== Extracted entries

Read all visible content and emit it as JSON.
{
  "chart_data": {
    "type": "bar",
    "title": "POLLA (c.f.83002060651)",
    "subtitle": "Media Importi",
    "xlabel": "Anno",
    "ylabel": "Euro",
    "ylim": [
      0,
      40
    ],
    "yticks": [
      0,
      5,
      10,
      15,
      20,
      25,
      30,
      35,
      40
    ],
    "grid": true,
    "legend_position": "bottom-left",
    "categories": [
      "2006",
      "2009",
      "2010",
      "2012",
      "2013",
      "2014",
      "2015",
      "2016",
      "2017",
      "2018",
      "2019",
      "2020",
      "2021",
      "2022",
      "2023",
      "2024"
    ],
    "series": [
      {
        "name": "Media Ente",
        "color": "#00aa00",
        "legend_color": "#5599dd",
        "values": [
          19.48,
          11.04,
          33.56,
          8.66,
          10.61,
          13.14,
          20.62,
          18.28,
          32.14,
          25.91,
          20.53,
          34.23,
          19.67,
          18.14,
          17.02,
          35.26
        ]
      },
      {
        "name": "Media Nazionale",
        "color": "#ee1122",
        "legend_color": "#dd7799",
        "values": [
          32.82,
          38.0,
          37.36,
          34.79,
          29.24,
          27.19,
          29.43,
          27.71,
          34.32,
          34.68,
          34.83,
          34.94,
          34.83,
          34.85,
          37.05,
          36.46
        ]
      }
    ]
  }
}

====

In the entries above, count each line holding "Media" and report the total and nothing more.

3